§ **Task directions**
Take from the listing each line that has the string "name".
##### Material #####
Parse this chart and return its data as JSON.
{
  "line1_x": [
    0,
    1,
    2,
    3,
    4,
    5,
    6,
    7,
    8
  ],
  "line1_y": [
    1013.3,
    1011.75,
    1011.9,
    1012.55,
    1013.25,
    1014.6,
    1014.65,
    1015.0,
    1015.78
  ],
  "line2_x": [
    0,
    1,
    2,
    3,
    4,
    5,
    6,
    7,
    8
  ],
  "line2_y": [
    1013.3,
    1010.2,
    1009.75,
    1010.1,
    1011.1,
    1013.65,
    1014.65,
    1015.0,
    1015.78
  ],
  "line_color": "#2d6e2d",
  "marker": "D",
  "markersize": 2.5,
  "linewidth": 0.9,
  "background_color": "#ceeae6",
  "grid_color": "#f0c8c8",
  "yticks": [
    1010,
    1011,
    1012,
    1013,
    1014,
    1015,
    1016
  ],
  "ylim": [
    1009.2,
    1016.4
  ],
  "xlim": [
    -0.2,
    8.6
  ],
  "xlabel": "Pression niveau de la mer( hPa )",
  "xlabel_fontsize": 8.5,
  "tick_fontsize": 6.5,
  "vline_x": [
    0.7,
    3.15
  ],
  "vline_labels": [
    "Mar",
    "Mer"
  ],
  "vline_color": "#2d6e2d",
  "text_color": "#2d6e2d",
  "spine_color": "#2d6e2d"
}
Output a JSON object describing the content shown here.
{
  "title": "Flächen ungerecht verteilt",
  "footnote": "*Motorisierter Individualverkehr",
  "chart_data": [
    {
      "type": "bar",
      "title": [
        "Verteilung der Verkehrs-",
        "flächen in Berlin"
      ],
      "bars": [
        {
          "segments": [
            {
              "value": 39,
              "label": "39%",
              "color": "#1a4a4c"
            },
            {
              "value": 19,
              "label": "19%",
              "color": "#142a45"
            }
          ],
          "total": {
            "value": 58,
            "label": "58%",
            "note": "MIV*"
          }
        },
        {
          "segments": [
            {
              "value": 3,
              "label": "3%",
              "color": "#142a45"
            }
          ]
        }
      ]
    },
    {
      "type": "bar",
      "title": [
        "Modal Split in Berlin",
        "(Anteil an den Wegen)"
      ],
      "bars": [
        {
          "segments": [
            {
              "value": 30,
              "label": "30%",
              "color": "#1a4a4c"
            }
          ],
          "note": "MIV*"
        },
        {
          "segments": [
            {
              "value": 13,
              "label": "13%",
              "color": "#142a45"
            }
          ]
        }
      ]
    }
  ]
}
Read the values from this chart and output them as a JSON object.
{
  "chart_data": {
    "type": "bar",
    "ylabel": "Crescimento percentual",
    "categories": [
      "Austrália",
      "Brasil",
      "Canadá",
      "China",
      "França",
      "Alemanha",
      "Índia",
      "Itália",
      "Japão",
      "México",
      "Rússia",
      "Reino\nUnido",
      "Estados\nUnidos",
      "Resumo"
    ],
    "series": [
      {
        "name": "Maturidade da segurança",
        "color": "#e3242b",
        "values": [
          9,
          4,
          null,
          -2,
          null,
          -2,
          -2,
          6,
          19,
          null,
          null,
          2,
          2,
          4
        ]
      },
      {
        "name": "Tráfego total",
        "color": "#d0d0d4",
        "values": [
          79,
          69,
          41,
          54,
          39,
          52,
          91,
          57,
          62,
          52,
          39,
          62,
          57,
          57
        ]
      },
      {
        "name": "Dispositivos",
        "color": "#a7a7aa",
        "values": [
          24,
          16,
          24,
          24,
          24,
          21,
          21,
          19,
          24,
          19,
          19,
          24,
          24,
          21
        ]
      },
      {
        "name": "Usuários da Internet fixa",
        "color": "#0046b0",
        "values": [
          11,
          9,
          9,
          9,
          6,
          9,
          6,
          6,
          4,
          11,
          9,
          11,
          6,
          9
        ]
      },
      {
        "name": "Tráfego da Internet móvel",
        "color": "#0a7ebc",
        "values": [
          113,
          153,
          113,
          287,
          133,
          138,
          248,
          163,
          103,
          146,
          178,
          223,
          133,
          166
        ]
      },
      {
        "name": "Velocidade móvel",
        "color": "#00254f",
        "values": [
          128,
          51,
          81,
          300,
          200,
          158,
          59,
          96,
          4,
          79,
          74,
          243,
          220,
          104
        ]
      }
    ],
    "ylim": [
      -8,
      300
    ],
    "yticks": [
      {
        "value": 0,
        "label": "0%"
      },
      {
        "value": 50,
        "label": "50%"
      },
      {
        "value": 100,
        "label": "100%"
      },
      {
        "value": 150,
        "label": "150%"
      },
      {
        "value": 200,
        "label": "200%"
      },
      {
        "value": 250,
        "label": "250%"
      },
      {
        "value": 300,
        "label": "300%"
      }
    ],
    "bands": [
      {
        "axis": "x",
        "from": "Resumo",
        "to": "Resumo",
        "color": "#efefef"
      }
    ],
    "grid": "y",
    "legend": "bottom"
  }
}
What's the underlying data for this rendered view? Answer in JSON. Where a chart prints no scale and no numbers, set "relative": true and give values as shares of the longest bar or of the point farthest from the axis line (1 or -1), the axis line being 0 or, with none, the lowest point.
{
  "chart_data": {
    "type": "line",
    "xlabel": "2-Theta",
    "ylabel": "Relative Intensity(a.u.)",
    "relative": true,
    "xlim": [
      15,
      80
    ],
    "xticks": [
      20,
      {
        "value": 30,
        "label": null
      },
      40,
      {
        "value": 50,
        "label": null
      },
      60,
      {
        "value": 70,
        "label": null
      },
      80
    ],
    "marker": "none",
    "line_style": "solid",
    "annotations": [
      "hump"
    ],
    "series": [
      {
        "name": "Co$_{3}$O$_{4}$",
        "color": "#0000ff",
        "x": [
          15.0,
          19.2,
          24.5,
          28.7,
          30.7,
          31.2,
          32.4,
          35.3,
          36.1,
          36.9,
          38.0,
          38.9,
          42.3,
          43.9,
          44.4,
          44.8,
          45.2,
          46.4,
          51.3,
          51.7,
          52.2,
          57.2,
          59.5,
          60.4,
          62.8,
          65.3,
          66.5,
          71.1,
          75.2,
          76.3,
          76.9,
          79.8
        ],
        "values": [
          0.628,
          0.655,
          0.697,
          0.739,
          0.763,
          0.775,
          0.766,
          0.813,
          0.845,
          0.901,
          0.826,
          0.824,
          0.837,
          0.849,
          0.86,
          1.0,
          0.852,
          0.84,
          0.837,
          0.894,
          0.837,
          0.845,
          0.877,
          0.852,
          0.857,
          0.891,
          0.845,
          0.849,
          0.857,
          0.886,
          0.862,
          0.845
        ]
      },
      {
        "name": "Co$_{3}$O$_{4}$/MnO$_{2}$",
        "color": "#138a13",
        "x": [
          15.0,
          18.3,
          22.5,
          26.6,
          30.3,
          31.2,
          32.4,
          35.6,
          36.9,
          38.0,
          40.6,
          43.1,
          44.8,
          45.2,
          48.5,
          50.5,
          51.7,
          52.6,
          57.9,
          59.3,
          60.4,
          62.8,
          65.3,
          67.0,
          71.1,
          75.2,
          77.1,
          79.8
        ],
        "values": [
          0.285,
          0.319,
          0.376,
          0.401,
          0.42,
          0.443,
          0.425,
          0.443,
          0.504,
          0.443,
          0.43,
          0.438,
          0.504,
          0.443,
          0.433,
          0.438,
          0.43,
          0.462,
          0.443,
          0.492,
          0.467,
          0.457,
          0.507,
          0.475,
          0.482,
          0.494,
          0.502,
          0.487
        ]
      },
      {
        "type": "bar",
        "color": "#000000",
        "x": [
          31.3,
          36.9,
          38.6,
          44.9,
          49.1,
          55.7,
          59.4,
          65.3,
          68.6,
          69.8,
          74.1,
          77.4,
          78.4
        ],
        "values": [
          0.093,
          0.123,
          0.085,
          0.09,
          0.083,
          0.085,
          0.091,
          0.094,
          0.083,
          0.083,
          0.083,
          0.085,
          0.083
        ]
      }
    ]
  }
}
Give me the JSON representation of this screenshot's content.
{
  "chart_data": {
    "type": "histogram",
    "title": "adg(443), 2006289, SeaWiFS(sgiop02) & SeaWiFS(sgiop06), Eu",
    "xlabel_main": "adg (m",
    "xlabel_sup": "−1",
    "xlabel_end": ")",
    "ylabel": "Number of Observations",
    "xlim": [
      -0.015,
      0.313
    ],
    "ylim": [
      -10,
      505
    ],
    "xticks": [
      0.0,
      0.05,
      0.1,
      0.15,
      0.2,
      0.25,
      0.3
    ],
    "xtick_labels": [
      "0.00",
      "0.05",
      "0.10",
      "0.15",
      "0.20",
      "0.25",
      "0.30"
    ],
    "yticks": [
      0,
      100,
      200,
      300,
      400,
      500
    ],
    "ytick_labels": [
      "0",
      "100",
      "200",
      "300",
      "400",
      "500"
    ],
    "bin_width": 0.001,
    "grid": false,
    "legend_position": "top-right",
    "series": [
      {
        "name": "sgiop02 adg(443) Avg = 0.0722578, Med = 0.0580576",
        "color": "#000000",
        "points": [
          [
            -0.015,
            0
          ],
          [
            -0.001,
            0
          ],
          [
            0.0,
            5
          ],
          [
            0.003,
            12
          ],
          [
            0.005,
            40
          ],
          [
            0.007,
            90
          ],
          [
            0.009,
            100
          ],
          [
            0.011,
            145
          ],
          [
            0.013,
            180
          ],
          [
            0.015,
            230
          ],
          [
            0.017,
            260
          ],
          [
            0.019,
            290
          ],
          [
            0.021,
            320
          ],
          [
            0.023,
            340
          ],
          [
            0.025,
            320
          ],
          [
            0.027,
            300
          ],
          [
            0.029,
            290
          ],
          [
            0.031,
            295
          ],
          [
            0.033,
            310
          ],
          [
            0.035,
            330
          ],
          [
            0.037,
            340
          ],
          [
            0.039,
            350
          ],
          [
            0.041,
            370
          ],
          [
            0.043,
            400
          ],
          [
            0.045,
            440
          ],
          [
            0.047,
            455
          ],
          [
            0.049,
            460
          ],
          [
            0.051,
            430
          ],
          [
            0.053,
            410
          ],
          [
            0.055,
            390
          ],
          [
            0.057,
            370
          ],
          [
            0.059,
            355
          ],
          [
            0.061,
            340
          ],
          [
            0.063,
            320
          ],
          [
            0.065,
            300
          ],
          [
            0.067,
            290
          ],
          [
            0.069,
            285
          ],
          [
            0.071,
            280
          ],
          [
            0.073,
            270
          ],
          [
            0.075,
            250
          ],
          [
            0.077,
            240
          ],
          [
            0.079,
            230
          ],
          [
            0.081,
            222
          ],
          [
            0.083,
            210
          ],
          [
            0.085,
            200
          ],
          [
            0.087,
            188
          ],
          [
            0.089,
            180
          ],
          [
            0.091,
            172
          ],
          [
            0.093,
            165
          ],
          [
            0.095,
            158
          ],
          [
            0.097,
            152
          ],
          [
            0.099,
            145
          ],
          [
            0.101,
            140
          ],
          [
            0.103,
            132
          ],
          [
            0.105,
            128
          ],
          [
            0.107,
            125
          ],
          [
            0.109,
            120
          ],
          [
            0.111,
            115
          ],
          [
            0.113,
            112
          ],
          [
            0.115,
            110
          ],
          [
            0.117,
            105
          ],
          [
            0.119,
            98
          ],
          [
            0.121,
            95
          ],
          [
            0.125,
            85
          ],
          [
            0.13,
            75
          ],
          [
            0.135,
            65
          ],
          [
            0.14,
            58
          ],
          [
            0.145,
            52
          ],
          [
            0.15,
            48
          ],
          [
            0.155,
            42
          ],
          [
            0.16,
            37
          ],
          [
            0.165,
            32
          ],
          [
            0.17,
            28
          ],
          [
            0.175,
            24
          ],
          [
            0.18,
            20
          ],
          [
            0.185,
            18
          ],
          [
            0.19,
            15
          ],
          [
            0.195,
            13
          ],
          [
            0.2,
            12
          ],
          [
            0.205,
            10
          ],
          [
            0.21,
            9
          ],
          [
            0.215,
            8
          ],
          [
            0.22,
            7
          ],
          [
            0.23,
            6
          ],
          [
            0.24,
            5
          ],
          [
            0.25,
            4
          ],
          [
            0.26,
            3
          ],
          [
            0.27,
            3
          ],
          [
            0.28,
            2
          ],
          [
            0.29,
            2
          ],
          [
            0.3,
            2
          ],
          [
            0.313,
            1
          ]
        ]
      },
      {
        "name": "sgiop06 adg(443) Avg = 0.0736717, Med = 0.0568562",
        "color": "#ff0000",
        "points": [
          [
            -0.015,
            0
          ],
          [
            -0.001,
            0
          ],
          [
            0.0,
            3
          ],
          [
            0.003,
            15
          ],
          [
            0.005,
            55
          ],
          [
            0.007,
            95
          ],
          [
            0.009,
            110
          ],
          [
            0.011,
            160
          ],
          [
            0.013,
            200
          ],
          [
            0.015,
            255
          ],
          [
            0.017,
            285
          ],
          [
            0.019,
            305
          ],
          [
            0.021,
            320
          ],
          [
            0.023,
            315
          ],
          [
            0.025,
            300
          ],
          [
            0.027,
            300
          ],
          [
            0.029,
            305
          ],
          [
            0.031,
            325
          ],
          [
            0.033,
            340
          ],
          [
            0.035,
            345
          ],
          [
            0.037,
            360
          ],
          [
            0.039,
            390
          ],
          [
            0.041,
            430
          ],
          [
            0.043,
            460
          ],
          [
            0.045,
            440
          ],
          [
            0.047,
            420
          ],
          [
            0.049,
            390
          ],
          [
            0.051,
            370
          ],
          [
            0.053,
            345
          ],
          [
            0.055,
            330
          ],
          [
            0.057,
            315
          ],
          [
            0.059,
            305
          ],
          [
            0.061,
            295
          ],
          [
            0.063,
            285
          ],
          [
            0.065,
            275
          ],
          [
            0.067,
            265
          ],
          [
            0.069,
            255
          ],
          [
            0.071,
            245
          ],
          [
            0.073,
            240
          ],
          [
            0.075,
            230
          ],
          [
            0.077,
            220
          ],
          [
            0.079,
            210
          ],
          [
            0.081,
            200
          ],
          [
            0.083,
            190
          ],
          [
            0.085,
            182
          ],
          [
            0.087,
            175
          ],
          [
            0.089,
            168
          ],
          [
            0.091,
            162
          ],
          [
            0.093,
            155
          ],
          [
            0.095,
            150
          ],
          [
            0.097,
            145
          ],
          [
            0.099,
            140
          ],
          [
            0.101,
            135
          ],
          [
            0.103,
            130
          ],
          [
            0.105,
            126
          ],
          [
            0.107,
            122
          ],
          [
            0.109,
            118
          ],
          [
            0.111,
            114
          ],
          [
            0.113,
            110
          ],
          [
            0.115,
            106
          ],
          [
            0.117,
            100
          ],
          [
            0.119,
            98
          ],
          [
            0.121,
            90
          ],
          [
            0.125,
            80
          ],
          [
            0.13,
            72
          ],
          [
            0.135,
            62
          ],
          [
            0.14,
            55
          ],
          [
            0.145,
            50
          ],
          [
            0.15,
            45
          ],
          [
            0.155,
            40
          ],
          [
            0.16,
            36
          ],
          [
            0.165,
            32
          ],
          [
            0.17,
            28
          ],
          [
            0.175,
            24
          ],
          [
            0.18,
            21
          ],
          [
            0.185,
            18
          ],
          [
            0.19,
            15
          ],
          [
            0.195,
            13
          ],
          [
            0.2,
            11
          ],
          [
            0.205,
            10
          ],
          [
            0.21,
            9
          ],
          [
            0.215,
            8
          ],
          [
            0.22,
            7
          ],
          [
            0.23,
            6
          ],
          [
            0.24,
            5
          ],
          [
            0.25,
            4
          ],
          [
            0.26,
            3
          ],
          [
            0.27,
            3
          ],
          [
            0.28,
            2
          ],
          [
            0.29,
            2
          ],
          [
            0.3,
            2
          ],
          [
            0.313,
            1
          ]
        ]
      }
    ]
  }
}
#####
§ **Solution**
        "name": "Maturidade da segurança",
        "name": "Tráfego total",
        "name": "Dispositivos",
        "name": "Usuários da Internet fixa",
        "name": "Tráfego da Internet móvel",
        "name": "Velocidade móvel",
        "name": "Co$_{3}$O$_{4}$",
        "name": "Co$_{3}$O$_{4}$/MnO$_{2}$",
        "name": "sgiop02 adg(443) Avg = 0.0722578, Med = 0.0580576",
        "name": "sgiop06 adg(443) Avg = 0.0736717, Med = 0.0568562",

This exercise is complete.